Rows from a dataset
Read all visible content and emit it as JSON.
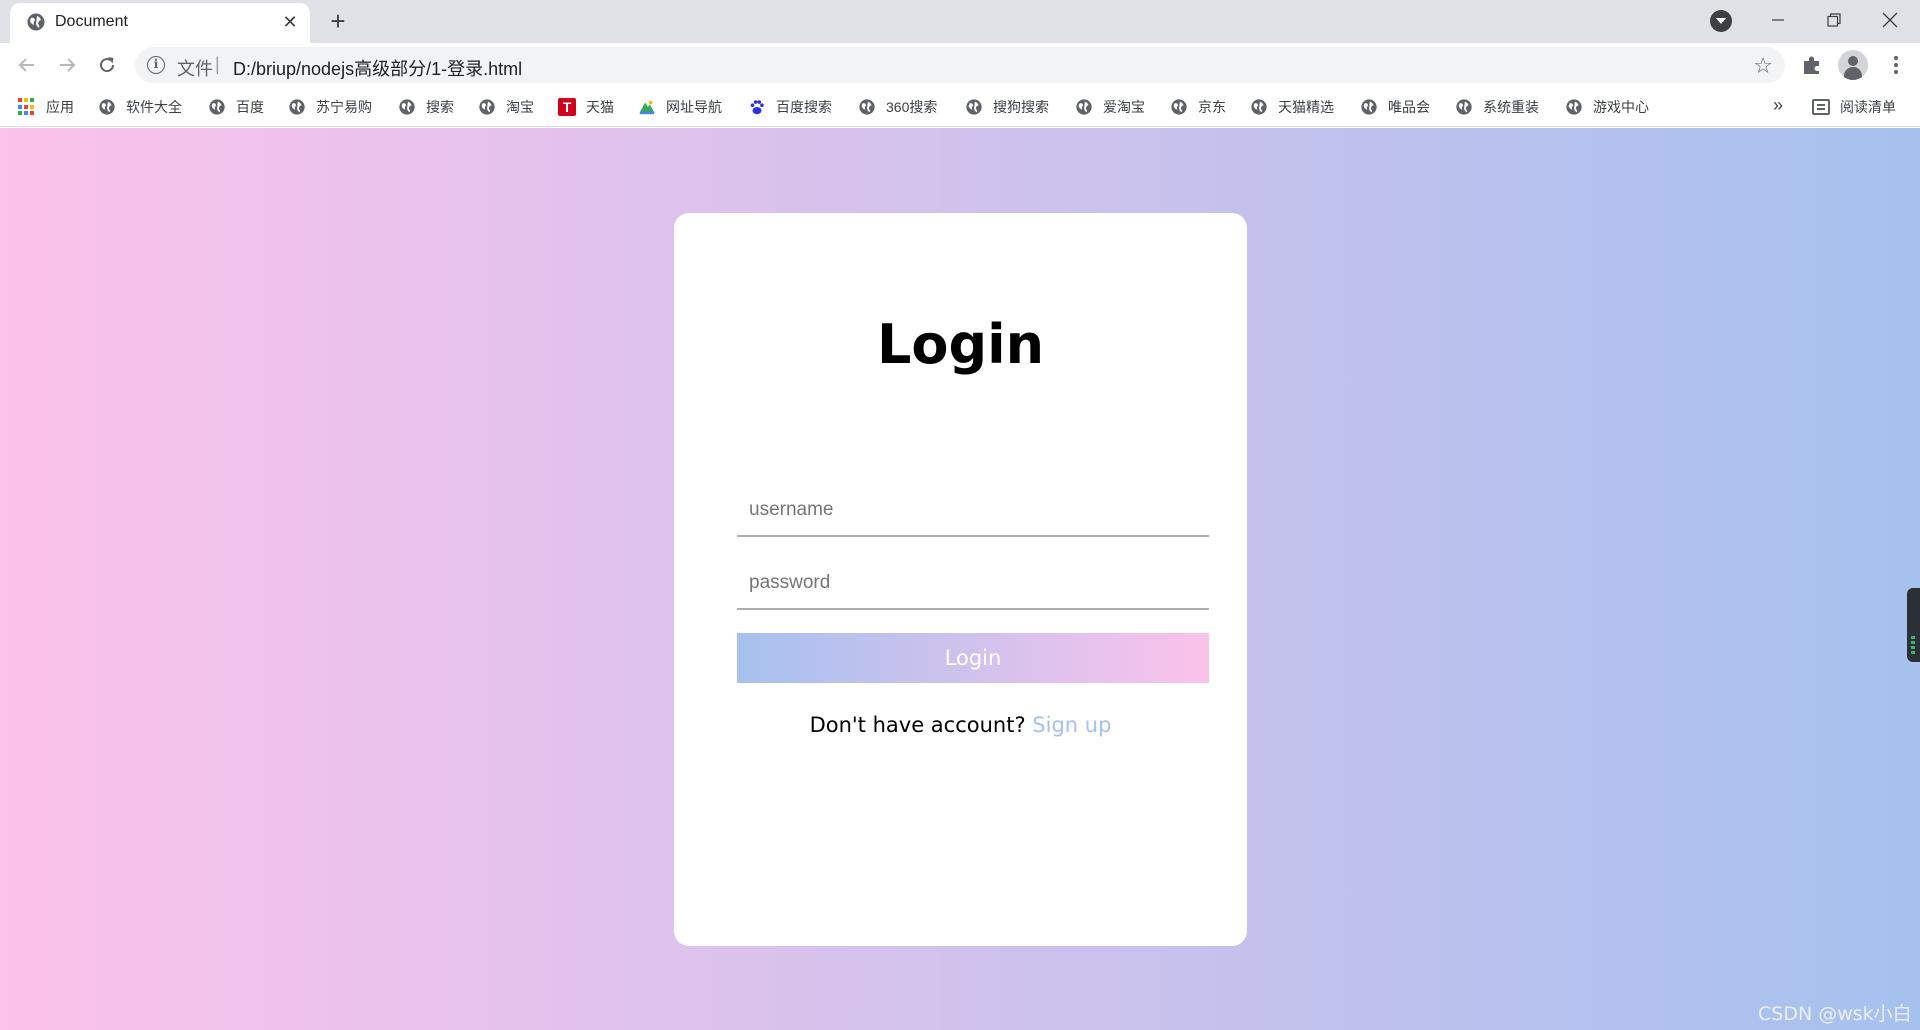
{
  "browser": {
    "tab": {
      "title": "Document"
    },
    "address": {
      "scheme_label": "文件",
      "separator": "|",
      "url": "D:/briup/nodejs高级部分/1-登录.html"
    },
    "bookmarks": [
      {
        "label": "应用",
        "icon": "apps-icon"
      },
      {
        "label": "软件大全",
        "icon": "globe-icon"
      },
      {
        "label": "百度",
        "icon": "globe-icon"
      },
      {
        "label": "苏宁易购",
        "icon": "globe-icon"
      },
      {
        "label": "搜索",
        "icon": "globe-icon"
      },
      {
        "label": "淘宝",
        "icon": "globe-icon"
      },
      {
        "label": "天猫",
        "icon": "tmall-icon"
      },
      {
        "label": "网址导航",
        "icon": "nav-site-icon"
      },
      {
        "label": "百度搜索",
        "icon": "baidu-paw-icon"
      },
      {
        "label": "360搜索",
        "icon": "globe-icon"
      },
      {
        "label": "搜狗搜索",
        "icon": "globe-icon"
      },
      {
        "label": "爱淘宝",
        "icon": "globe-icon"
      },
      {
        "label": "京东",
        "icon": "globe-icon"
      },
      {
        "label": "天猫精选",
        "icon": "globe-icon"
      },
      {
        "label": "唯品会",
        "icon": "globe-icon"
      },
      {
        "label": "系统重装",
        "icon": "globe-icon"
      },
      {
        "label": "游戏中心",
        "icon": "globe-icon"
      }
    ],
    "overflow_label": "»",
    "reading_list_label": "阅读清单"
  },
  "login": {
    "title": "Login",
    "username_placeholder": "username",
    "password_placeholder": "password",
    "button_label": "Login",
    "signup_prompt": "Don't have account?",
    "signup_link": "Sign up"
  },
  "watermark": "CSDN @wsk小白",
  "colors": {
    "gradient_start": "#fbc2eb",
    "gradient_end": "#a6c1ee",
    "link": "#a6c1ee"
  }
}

GIVEN INSTRUCTION:
Omit all pictures while transcribing the entries verbatim.

FULL ANSWER:
Read all visible content and emit it as JSON.
{
  "browser": {
    "tab": {
      "title": "Document"
    },
    "address": {
      "scheme_label": "文件",
      "separator": "|",
      "url": "D:/briup/nodejs高级部分/1-登录.html"
    },
    "bookmarks": [
      {
        "label": "应用",
        "icon": "apps-icon"
      },
      {
        "label": "软件大全",
        "icon": "globe-icon"
      },
      {
        "label": "百度",
        "icon": "globe-icon"
      },
      {
        "label": "苏宁易购",
        "icon": "globe-icon"
      },
      {
        "label": "搜索",
        "icon": "globe-icon"
      },
      {
        "label": "淘宝",
        "icon": "globe-icon"
      },
      {
        "label": "天猫",
        "icon": "tmall-icon"
      },
      {
        "label": "网址导航",
        "icon": "nav-site-icon"
      },
      {
        "label": "百度搜索",
        "icon": "baidu-paw-icon"
      },
      {
        "label": "360搜索",
        "icon": "globe-icon"
      },
      {
        "label": "搜狗搜索",
        "icon": "globe-icon"
      },
      {
        "label": "爱淘宝",
        "icon": "globe-icon"
      },
      {
        "label": "京东",
        "icon": "globe-icon"
      },
      {
        "label": "天猫精选",
        "icon": "globe-icon"
      },
      {
        "label": "唯品会",
        "icon": "globe-icon"
      },
      {
        "label": "系统重装",
        "icon": "globe-icon"
      },
      {
        "label": "游戏中心",
        "icon": "globe-icon"
      }
    ],
    "overflow_label": "»",
    "reading_list_label": "阅读清单"
  },
  "login": {
    "title": "Login",
    "username_placeholder": "username",
    "password_placeholder": "password",
    "button_label": "Login",
    "signup_prompt": "Don't have account?",
    "signup_link": "Sign up"
  },
  "watermark": "CSDN @wsk小白",
  "colors": {
    "gradient_start": "#fbc2eb",
    "gradient_end": "#a6c1ee",
    "link": "#a6c1ee"
  }
}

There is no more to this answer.